→ **Work to do**: Locate each line containing the string "name" and copy it out.
↓
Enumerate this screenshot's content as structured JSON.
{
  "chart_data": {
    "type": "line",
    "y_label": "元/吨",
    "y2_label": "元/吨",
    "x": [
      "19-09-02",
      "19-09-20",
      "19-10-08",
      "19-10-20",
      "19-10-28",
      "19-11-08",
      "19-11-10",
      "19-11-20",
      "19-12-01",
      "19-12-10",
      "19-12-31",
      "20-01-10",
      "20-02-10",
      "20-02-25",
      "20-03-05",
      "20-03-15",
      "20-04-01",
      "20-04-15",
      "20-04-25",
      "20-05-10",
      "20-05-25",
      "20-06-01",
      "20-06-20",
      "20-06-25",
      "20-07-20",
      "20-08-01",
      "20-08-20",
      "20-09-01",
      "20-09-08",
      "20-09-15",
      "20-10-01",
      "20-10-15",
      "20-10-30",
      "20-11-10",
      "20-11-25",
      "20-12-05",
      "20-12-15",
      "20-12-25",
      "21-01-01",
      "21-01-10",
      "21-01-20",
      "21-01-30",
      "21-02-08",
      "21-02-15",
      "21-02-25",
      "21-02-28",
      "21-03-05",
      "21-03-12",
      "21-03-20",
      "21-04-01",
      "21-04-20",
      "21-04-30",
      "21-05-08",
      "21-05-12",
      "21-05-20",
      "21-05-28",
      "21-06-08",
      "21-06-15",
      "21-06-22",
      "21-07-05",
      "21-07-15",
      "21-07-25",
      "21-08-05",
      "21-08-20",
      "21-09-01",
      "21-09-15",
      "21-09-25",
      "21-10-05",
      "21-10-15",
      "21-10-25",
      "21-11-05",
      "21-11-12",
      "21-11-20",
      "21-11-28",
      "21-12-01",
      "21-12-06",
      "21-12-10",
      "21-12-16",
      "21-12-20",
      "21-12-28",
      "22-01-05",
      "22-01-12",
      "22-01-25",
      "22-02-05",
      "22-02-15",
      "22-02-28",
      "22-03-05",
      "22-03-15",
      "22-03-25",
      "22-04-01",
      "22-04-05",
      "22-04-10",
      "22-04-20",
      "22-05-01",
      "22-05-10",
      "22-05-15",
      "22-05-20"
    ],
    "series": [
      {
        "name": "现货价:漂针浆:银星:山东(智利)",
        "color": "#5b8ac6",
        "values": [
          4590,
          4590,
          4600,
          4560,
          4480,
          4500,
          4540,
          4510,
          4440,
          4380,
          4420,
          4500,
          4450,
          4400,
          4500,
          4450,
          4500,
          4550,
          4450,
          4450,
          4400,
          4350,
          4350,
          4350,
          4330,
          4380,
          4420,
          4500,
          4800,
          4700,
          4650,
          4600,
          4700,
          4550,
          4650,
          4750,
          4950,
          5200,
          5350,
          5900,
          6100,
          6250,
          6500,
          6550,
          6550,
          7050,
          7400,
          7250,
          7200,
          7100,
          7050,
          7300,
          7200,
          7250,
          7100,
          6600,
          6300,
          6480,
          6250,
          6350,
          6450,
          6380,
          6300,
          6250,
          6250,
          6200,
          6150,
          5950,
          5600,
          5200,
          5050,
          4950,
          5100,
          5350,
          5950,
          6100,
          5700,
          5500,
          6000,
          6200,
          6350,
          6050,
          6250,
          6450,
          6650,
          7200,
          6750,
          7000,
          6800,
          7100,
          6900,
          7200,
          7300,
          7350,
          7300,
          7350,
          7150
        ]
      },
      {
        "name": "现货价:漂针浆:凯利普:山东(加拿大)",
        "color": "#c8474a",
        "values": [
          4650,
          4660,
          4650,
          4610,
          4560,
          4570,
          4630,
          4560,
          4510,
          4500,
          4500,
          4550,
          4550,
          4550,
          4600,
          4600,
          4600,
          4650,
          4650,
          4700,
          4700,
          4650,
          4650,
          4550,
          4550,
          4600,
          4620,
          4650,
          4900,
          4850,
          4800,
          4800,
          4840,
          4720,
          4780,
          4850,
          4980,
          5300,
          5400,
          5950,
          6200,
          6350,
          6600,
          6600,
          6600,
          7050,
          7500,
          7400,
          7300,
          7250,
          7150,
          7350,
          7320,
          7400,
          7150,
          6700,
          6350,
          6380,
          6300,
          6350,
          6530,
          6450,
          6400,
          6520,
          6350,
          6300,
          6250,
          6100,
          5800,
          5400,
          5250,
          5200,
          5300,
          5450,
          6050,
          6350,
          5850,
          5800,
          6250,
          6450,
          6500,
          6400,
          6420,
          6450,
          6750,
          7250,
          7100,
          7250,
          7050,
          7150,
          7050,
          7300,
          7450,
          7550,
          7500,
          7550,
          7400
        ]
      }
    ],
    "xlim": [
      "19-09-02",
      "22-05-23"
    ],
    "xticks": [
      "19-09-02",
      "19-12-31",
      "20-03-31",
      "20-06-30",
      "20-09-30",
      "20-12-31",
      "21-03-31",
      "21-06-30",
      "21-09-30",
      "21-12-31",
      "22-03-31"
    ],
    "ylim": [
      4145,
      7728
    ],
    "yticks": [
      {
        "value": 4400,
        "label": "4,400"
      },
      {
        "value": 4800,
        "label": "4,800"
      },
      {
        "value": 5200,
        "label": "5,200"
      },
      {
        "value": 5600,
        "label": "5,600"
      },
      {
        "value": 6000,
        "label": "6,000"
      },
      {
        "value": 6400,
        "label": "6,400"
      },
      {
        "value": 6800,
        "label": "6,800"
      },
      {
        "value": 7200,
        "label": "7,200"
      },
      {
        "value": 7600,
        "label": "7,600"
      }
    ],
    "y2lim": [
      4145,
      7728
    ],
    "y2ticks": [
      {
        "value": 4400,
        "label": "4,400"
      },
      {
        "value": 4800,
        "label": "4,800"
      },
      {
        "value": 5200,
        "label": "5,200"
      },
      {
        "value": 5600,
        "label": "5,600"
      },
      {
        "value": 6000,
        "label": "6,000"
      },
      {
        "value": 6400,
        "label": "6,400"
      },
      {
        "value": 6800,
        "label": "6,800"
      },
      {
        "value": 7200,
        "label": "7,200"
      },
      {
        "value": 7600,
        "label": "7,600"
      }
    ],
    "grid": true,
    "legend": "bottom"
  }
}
↑
→ **Exercise result**:
        "name": "现货价:漂针浆:银星:山东(智利)",
        "name": "现货价:漂针浆:凯利普:山东(加拿大)",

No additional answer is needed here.